Requirements:
Express the lines from the start of the records through the line containing "- preset-position-grid[interactable]: [188, 582, 272, 654]", inclusive, as a JSON list of strings, one string per line and no blank lines.

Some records
[start]

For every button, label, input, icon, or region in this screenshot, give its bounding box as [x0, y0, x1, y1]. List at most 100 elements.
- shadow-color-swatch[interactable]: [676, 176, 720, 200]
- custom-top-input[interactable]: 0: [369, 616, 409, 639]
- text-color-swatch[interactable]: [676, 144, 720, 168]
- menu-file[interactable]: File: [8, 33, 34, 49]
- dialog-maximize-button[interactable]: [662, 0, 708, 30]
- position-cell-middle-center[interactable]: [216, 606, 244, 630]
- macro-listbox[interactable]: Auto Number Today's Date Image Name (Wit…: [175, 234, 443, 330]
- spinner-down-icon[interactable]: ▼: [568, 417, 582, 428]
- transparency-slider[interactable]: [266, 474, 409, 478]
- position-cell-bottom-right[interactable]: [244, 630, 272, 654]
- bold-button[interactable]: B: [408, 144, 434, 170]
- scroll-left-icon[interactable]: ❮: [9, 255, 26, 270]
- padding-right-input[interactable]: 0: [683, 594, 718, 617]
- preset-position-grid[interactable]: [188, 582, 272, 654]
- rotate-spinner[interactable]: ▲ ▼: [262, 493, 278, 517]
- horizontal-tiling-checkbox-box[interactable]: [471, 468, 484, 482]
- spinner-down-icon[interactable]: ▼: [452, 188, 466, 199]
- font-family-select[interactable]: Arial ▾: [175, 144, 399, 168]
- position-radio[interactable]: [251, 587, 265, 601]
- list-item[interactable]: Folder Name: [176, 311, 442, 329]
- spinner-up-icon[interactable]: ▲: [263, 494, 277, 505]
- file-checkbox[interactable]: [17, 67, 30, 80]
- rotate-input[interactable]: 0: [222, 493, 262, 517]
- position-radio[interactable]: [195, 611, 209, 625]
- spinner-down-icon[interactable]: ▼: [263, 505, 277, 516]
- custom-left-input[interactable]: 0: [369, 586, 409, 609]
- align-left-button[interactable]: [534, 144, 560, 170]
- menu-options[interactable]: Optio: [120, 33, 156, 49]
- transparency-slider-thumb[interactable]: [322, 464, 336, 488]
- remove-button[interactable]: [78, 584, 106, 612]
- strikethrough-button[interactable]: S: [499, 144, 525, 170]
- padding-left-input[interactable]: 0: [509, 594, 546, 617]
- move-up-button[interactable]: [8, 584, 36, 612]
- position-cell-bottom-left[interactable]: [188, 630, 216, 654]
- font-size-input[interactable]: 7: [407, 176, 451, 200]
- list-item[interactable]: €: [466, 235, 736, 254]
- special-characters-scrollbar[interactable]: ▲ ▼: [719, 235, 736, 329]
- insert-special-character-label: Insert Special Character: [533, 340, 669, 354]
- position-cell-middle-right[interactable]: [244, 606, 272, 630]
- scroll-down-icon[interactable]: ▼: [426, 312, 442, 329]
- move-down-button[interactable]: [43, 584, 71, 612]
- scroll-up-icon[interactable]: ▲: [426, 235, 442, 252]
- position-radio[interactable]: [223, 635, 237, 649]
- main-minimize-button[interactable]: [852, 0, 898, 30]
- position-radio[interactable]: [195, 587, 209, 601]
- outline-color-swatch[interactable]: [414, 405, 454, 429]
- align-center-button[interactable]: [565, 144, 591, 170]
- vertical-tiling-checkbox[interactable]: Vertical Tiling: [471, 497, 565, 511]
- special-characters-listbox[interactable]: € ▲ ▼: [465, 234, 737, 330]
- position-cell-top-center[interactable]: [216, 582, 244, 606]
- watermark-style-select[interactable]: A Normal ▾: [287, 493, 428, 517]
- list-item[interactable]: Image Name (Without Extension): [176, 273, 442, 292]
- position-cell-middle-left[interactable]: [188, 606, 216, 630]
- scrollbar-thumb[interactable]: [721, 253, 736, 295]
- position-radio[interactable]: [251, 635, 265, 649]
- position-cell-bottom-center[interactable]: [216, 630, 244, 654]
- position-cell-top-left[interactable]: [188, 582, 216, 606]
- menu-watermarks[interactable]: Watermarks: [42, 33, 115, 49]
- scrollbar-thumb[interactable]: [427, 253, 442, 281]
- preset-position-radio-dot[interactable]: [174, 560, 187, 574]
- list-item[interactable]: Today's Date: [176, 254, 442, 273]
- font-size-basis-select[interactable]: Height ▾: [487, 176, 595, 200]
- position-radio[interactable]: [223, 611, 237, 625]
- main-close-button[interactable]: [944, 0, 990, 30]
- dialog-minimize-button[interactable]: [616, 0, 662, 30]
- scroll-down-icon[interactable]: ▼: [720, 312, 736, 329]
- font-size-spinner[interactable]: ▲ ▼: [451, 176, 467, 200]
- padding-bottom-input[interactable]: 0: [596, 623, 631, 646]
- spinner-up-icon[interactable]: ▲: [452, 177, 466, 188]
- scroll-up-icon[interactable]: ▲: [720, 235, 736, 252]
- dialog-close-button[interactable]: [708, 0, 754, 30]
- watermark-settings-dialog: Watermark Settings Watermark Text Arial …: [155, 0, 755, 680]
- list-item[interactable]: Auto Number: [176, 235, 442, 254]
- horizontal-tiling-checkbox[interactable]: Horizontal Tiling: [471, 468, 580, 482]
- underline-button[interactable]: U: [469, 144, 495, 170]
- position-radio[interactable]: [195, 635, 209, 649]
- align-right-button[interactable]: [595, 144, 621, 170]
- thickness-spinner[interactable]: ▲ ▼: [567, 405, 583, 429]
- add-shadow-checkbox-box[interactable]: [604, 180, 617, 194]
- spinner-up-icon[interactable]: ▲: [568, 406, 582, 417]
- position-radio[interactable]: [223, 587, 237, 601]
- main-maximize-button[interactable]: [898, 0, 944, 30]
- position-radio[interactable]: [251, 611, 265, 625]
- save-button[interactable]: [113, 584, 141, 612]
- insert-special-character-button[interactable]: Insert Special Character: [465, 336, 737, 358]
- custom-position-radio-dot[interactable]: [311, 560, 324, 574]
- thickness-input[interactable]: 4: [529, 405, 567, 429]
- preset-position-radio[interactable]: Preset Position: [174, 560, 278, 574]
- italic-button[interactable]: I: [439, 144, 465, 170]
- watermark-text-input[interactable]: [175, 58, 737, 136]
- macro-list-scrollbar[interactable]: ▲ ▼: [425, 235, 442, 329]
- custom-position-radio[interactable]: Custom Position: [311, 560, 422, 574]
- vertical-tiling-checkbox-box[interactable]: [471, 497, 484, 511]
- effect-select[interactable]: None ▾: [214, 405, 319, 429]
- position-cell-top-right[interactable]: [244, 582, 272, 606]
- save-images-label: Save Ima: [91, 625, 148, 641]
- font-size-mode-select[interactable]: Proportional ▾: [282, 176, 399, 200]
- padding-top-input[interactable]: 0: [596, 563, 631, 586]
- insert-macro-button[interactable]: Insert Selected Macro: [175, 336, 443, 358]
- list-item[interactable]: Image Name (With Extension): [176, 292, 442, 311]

[end]

Solution below:
[
  "For every button, label, input, icon, or region in this screenshot, give its bounding box as [x0, y0, x1, y1]. List at most 100 elements.",
  "- shadow-color-swatch[interactable]: [676, 176, 720, 200]",
  "- custom-top-input[interactable]: 0: [369, 616, 409, 639]",
  "- text-color-swatch[interactable]: [676, 144, 720, 168]",
  "- menu-file[interactable]: File: [8, 33, 34, 49]",
  "- dialog-maximize-button[interactable]: [662, 0, 708, 30]",
  "- position-cell-middle-center[interactable]: [216, 606, 244, 630]",
  "- macro-listbox[interactable]: Auto Number Today's Date Image Name (Wit…: [175, 234, 443, 330]",
  "- spinner-down-icon[interactable]: ▼: [568, 417, 582, 428]",
  "- transparency-slider[interactable]: [266, 474, 409, 478]",
  "- position-cell-bottom-right[interactable]: [244, 630, 272, 654]",
  "- bold-button[interactable]: B: [408, 144, 434, 170]",
  "- scroll-left-icon[interactable]: ❮: [9, 255, 26, 270]",
  "- padding-right-input[interactable]: 0: [683, 594, 718, 617]",
  "- preset-position-grid[interactable]: [188, 582, 272, 654]"
]